* [Written instruction]
For every line in the records that has the word "reads", make a copy.

* [Supplied records]
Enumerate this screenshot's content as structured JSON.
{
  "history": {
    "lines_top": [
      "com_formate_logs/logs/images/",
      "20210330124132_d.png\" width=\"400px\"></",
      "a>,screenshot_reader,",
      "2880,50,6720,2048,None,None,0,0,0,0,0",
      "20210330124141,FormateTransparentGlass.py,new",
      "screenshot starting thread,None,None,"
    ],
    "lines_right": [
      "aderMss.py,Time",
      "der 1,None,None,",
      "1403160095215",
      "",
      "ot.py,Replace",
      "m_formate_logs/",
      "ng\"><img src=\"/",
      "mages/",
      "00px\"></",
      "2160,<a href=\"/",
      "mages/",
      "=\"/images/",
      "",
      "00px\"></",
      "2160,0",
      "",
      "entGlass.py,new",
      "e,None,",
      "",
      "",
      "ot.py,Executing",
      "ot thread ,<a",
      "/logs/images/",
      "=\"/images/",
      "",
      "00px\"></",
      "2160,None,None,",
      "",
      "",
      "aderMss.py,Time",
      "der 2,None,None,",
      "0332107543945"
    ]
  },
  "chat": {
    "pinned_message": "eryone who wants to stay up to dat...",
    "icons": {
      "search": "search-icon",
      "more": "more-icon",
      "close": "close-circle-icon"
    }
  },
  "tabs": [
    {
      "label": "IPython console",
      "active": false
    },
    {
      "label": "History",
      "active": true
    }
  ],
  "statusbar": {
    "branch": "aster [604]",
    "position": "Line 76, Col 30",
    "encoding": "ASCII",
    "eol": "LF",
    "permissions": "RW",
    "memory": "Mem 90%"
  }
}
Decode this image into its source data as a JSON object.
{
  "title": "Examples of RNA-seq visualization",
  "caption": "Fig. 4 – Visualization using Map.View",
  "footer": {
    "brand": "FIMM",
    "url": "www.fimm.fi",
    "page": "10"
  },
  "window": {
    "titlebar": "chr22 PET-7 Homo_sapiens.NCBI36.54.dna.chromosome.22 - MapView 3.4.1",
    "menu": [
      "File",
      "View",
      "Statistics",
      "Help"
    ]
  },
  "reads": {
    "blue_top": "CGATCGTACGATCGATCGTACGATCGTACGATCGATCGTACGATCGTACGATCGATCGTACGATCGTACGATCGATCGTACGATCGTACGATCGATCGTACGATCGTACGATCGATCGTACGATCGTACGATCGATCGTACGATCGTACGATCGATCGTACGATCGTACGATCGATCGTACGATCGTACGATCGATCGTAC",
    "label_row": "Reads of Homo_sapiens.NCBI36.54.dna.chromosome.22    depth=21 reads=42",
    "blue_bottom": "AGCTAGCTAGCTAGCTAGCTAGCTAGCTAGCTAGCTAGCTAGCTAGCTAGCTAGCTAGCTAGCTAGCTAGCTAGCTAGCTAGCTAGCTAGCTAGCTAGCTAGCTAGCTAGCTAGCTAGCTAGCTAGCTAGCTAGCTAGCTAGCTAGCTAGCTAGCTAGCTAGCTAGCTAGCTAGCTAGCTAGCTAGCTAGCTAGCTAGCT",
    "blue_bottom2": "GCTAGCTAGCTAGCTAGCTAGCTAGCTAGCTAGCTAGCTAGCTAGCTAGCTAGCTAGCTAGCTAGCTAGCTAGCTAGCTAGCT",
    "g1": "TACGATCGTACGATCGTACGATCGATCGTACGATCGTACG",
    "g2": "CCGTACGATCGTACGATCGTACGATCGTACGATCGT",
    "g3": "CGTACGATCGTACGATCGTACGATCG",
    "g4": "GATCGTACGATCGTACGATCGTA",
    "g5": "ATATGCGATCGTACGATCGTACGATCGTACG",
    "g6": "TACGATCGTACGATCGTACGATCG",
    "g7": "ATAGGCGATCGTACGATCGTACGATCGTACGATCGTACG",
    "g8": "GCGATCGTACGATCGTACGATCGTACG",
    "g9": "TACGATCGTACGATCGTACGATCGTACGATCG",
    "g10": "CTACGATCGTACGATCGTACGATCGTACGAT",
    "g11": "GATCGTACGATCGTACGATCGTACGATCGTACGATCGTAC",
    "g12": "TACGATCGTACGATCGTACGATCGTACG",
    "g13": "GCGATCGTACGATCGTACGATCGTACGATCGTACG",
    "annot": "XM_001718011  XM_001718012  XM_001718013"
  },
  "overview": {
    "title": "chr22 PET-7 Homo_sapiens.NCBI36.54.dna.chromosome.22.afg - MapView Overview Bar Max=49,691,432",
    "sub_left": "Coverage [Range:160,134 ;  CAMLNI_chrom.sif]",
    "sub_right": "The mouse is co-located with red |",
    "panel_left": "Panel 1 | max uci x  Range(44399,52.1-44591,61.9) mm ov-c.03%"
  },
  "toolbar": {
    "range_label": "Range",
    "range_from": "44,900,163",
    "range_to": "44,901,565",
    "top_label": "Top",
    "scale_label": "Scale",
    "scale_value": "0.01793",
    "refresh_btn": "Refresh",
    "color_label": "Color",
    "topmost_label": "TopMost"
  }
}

* [The reply]
  "reads": {
    "label_row": "Reads of Homo_sapiens.NCBI36.54.dna.chromosome.22    depth=21 reads=42",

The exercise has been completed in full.